(begin)

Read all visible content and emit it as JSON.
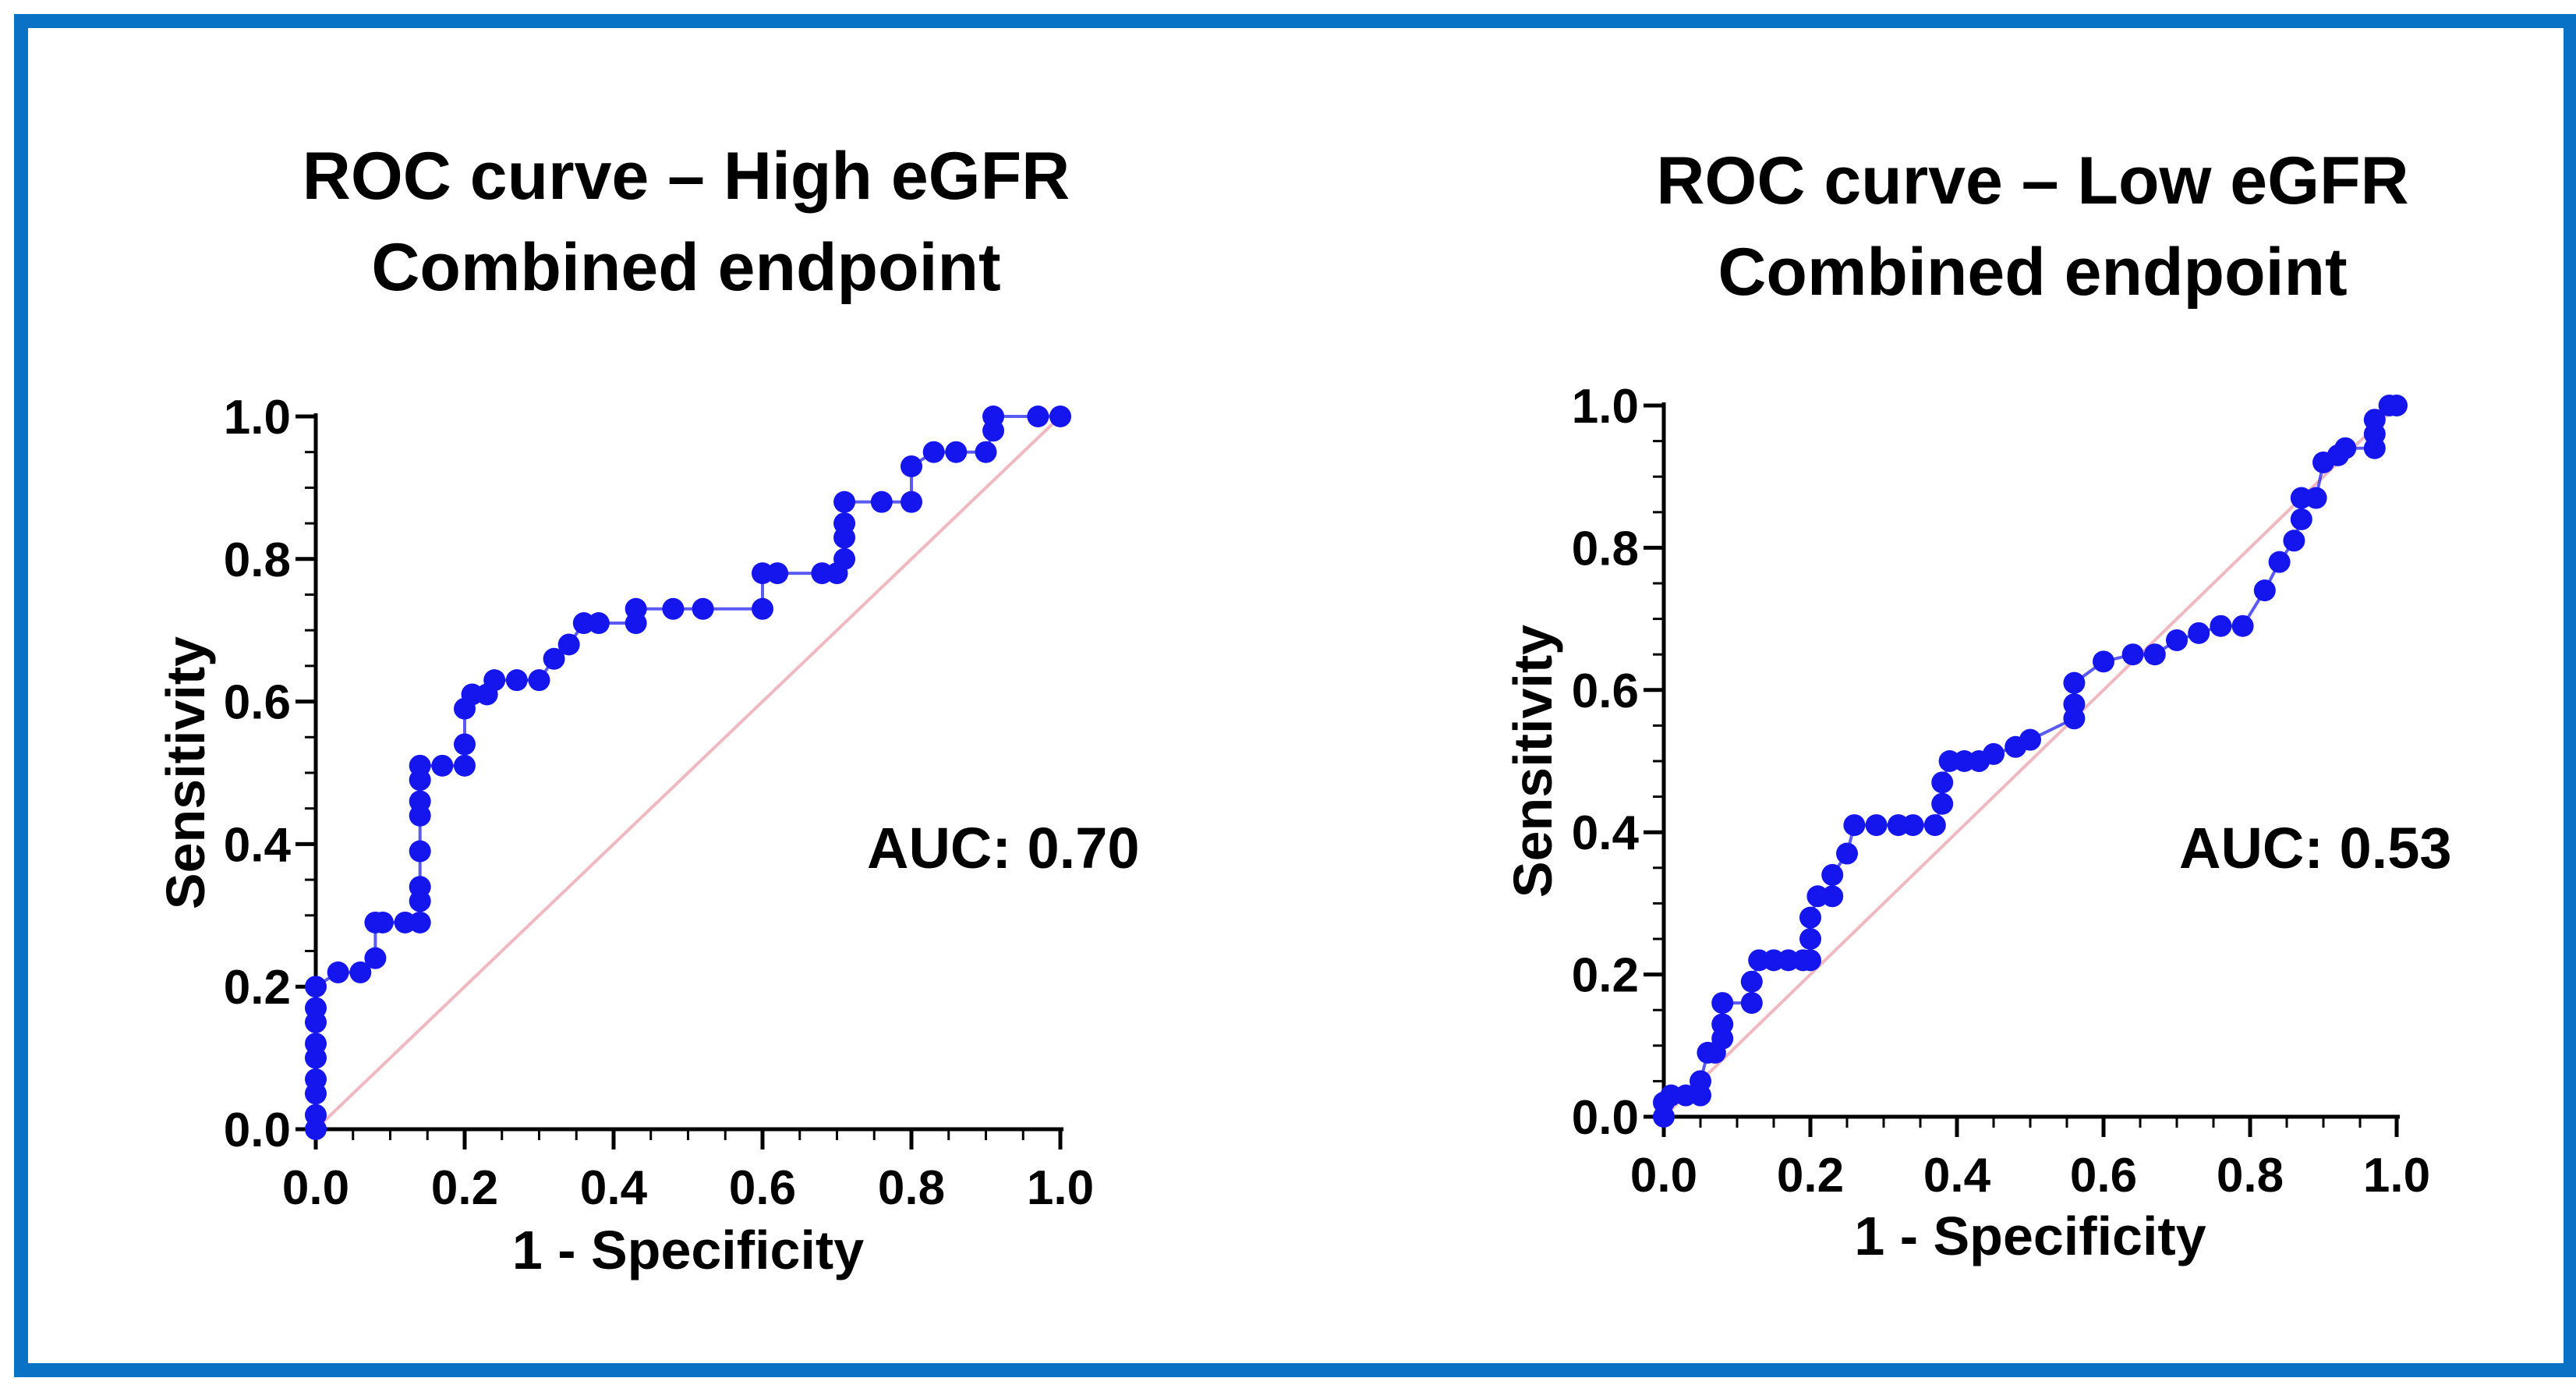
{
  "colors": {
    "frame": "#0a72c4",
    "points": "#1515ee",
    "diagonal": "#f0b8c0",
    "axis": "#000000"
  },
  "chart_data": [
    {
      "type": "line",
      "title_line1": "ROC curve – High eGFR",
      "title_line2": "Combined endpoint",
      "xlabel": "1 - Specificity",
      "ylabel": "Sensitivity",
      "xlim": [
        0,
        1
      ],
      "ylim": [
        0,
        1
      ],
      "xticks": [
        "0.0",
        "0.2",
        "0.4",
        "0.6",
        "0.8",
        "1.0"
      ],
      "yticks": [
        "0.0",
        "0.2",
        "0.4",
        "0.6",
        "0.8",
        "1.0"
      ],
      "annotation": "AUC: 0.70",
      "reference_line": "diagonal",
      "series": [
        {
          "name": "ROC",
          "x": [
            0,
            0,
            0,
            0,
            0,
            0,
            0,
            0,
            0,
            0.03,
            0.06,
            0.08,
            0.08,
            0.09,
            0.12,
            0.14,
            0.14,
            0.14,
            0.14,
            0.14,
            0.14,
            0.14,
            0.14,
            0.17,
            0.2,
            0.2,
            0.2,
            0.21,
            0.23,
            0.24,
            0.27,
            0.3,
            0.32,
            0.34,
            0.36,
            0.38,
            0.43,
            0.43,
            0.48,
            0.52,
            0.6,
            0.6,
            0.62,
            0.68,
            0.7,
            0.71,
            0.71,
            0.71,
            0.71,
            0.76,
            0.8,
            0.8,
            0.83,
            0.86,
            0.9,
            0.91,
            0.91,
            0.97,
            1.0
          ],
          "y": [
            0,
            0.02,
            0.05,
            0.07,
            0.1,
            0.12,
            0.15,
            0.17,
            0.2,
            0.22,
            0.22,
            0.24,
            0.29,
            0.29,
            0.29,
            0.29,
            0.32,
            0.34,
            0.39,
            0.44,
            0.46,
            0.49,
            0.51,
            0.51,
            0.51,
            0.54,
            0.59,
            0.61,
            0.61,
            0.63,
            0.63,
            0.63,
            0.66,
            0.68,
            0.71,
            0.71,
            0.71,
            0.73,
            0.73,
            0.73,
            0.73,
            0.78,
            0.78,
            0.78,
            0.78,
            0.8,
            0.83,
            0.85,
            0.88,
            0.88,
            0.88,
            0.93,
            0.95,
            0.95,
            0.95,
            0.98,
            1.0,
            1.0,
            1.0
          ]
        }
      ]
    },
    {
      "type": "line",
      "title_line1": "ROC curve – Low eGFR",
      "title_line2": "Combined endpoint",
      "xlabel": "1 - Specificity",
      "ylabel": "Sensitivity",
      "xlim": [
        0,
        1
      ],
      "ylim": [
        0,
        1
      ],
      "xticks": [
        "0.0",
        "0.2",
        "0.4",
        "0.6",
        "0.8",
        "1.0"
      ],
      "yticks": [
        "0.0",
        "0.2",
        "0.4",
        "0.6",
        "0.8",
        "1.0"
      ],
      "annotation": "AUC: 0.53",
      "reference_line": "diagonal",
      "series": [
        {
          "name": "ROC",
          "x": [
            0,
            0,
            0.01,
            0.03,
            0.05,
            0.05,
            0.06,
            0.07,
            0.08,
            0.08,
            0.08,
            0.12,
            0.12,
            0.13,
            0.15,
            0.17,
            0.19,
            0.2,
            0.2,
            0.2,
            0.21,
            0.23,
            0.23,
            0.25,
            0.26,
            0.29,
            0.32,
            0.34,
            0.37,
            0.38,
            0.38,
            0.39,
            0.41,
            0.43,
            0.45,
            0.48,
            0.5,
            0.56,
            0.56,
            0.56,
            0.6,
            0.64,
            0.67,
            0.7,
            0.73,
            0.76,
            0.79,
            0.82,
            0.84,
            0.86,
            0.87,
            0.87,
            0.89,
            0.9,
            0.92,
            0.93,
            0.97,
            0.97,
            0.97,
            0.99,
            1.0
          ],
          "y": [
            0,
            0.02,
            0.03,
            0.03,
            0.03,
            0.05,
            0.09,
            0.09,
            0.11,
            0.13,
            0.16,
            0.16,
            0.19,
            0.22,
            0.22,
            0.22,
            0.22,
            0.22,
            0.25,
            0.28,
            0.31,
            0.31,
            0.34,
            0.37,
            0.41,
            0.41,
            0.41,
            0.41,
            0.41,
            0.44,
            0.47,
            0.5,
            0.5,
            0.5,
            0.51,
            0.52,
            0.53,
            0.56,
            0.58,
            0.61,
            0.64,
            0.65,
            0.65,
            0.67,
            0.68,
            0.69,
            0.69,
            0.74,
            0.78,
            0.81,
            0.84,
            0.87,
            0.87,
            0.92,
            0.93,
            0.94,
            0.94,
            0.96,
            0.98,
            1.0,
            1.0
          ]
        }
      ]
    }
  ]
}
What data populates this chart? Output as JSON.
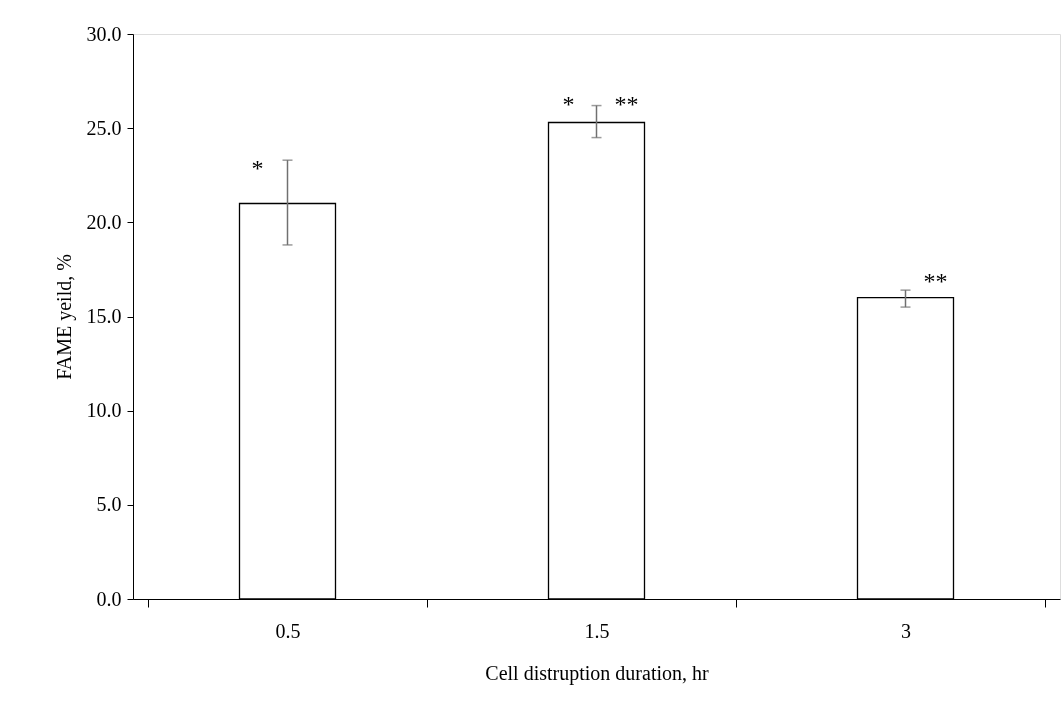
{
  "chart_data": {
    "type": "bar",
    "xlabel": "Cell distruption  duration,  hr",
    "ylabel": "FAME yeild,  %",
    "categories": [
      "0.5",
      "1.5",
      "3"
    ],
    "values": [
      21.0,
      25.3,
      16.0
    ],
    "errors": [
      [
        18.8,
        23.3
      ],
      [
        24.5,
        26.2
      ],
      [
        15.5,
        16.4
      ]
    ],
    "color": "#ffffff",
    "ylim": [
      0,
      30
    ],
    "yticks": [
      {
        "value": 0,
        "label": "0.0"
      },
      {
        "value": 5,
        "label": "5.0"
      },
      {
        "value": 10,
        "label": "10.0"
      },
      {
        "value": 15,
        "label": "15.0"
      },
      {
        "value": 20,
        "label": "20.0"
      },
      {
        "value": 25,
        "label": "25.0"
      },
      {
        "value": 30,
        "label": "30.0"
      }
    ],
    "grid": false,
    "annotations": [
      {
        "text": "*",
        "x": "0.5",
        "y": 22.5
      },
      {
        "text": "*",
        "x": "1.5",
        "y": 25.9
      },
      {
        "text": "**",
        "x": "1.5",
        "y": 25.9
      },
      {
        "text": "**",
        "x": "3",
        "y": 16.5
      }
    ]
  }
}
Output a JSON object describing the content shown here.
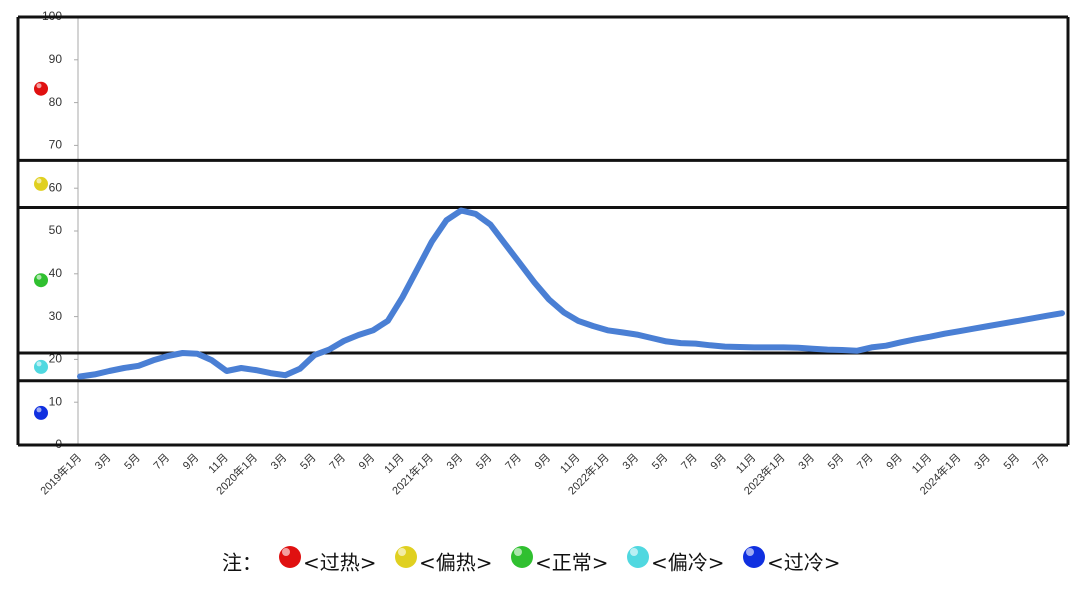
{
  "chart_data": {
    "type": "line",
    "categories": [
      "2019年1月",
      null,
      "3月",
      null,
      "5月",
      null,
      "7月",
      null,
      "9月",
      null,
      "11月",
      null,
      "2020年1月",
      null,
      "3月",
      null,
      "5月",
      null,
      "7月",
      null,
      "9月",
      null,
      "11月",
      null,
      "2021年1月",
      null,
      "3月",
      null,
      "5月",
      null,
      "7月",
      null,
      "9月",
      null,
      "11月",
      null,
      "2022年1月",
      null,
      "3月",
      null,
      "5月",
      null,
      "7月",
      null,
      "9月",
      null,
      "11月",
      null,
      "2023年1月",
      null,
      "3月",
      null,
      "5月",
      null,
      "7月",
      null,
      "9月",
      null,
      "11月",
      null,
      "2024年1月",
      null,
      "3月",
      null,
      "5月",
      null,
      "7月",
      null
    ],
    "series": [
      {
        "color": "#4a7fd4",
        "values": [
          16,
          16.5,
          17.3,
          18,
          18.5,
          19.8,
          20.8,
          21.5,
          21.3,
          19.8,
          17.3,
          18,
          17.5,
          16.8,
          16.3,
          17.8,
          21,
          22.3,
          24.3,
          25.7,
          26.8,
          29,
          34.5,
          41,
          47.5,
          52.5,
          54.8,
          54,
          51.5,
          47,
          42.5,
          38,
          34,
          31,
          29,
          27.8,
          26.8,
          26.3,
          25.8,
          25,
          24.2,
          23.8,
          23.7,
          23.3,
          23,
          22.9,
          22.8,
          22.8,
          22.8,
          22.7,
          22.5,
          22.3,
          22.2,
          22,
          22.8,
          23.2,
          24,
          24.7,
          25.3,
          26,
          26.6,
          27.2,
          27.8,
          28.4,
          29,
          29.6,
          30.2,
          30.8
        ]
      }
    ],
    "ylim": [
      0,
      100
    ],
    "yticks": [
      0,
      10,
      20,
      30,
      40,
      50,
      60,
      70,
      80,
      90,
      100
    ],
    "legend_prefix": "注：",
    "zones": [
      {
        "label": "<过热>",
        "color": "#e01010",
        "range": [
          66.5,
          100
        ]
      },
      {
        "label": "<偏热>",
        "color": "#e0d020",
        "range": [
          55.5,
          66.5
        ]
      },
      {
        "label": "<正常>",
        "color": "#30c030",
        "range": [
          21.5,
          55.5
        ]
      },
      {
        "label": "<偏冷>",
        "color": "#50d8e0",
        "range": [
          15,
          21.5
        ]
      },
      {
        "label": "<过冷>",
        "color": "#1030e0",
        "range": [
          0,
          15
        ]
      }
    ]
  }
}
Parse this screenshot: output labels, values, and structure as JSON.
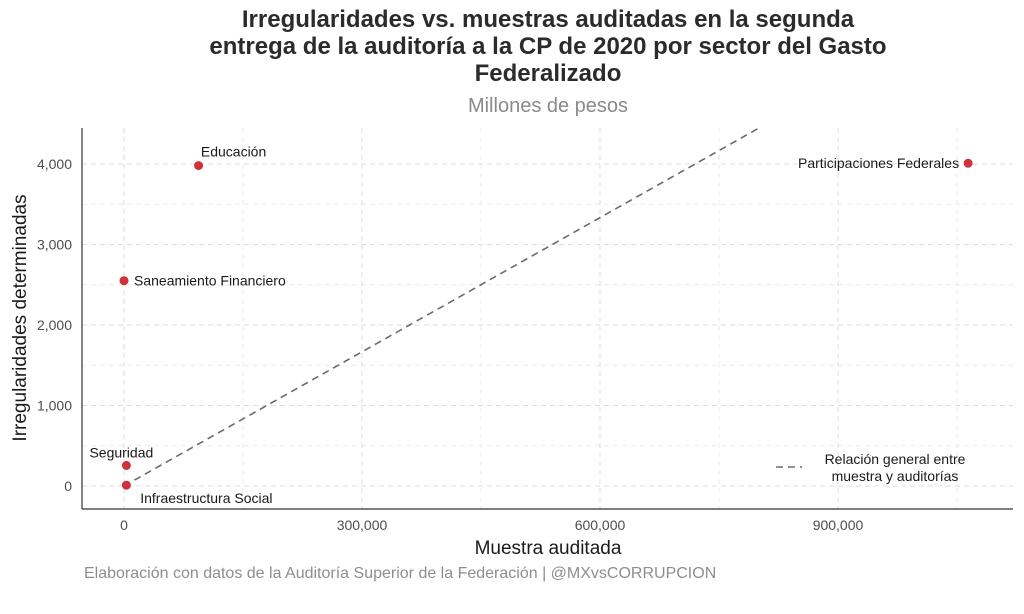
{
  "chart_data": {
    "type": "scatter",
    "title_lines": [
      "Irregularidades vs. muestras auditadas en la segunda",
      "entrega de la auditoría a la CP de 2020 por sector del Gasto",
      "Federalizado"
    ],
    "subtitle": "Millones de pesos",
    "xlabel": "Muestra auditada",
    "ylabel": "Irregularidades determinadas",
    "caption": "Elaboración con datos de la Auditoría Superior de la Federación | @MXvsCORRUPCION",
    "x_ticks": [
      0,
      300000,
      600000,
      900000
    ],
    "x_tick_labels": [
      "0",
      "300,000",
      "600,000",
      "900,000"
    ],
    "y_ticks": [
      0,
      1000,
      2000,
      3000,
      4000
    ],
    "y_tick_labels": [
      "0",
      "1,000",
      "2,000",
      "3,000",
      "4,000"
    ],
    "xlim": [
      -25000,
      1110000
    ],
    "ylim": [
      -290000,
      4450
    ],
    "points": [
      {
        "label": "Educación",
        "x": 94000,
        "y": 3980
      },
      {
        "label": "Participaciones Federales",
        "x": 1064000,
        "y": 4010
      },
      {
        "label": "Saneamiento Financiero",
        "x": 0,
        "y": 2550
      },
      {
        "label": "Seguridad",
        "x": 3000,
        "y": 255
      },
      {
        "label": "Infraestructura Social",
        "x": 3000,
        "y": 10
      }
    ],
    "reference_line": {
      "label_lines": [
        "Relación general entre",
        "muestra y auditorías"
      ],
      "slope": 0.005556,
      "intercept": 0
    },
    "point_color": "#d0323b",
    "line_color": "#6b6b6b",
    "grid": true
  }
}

(end)

* Work instructions *
List every line in the records above that contains the word "xlabel".

* Output of the exercise *
      "xlabel": "1 - Specificity",
      "xlabel": "1 - Specificity",
    "xlabel": "Cell distruption  duration,  hr",
    "xlabel": "Muestra auditada",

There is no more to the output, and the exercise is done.